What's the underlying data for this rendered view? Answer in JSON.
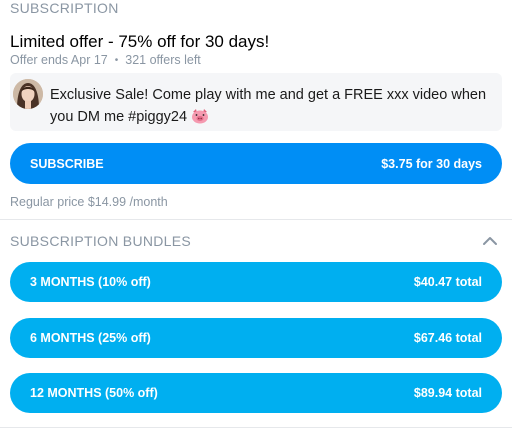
{
  "subscription": {
    "header": "SUBSCRIPTION",
    "offer_title": "Limited offer - 75% off for 30 days!",
    "offer_ends": "Offer ends Apr 17",
    "separator": "•",
    "offers_left": "321 offers left",
    "message": "Exclusive Sale! Come play with me and get a FREE xxx video when you DM me #piggy24",
    "message_emoji": "pig-face-icon",
    "subscribe_label": "SUBSCRIBE",
    "subscribe_price": "$3.75 for 30 days",
    "regular_price": "Regular price $14.99 /month"
  },
  "bundles": {
    "header": "SUBSCRIPTION BUNDLES",
    "toggle_icon": "chevron-up-icon",
    "items": [
      {
        "label": "3 MONTHS (10% off)",
        "price": "$40.47 total"
      },
      {
        "label": "6 MONTHS (25% off)",
        "price": "$67.46 total"
      },
      {
        "label": "12 MONTHS (50% off)",
        "price": "$89.94 total"
      }
    ]
  },
  "colors": {
    "primary_button": "#008ef5",
    "bundle_button": "#00aff0",
    "muted_text": "#8a96a3"
  }
}
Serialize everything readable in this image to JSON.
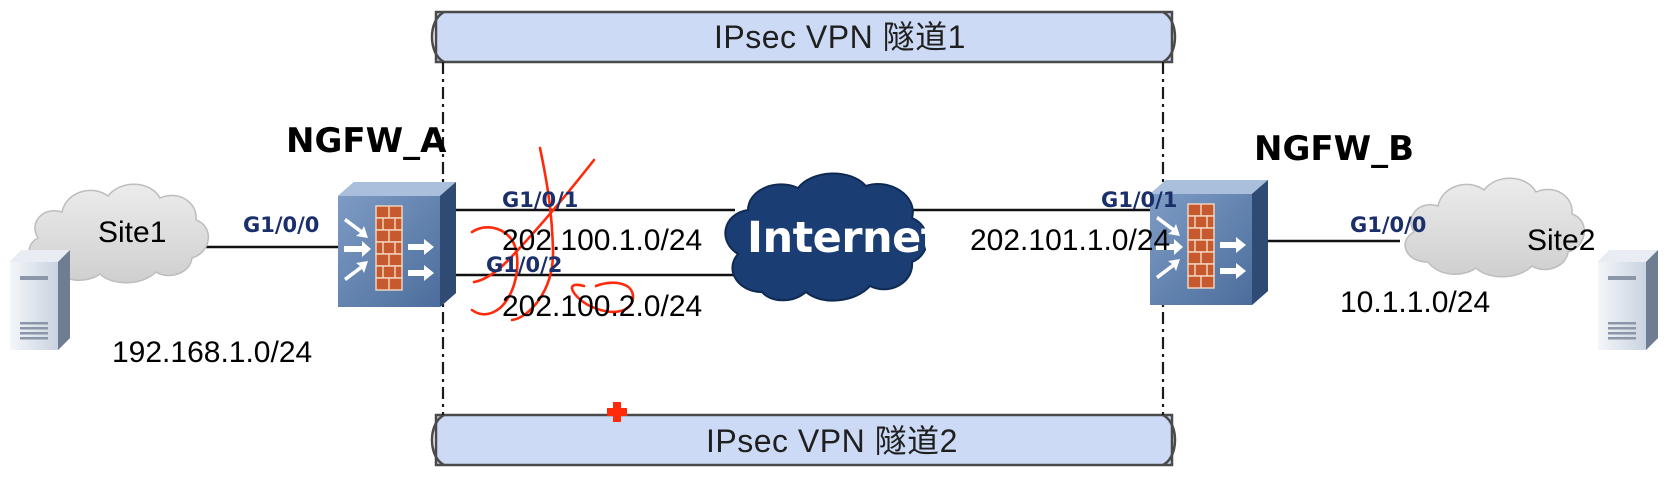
{
  "tunnels": {
    "top_label": "IPsec  VPN 隧道1",
    "bottom_label": "IPsec  VPN 隧道2"
  },
  "devices": {
    "left_name": "NGFW_A",
    "right_name": "NGFW_B"
  },
  "ports": {
    "a_g1_0_0": "G1/0/0",
    "a_g1_0_1": "G1/0/1",
    "a_g1_0_2": "G1/0/2",
    "b_g1_0_1": "G1/0/1",
    "b_g1_0_0": "G1/0/0"
  },
  "networks": {
    "site1_subnet": "192.168.1.0/24",
    "link1_subnet": "202.100.1.0/24",
    "link2_subnet": "202.100.2.0/24",
    "right_wan_subnet": "202.101.1.0/24",
    "site2_subnet": "10.1.1.0/24"
  },
  "clouds": {
    "site1": "Site1",
    "site2": "Site2",
    "internet": "Internet"
  },
  "colors": {
    "tunnel_fill": "#ccdaf5",
    "cloud_fill": "#dcdcdc",
    "internet_fill": "#1a3d73",
    "firewall_body": "#5f80ad",
    "annotation_red": "#ff2a0a",
    "brick": "#c65a2e"
  },
  "icons": [
    "firewall-icon",
    "server-icon",
    "cloud-icon",
    "medical-cross-icon"
  ]
}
☆ ☆ ☆ ☆
| Stated problem |
Make a word-for-word copy of the entries, without any pictures.

| Final result |
What's the underlying data for this rendered view? Answer in JSON.
{
  "subscription": {
    "header": "SUBSCRIPTION",
    "offer_title": "Limited offer - 75% off for 30 days!",
    "offer_ends": "Offer ends Apr 17",
    "separator": "•",
    "offers_left": "321 offers left",
    "message": "Exclusive Sale! Come play with me and get a FREE xxx video when you DM me #piggy24",
    "message_emoji": "pig-face-icon",
    "subscribe_label": "SUBSCRIBE",
    "subscribe_price": "$3.75 for 30 days",
    "regular_price": "Regular price $14.99 /month"
  },
  "bundles": {
    "header": "SUBSCRIPTION BUNDLES",
    "toggle_icon": "chevron-up-icon",
    "items": [
      {
        "label": "3 MONTHS (10% off)",
        "price": "$40.47 total"
      },
      {
        "label": "6 MONTHS (25% off)",
        "price": "$67.46 total"
      },
      {
        "label": "12 MONTHS (50% off)",
        "price": "$89.94 total"
      }
    ]
  },
  "colors": {
    "primary_button": "#008ef5",
    "bundle_button": "#00aff0",
    "muted_text": "#8a96a3"
  }
}
Serialize everything readable in this image to JSON.
{
  "tunnels": {
    "top_label": "IPsec  VPN 隧道1",
    "bottom_label": "IPsec  VPN 隧道2"
  },
  "devices": {
    "left_name": "NGFW_A",
    "right_name": "NGFW_B"
  },
  "ports": {
    "a_g1_0_0": "G1/0/0",
    "a_g1_0_1": "G1/0/1",
    "a_g1_0_2": "G1/0/2",
    "b_g1_0_1": "G1/0/1",
    "b_g1_0_0": "G1/0/0"
  },
  "networks": {
    "site1_subnet": "192.168.1.0/24",
    "link1_subnet": "202.100.1.0/24",
    "link2_subnet": "202.100.2.0/24",
    "right_wan_subnet": "202.101.1.0/24",
    "site2_subnet": "10.1.1.0/24"
  },
  "clouds": {
    "site1": "Site1",
    "site2": "Site2",
    "internet": "Internet"
  },
  "colors": {
    "tunnel_fill": "#ccdaf5",
    "cloud_fill": "#dcdcdc",
    "internet_fill": "#1a3d73",
    "firewall_body": "#5f80ad",
    "annotation_red": "#ff2a0a",
    "brick": "#c65a2e"
  },
  "icons": [
    "firewall-icon",
    "server-icon",
    "cloud-icon",
    "medical-cross-icon"
  ]
}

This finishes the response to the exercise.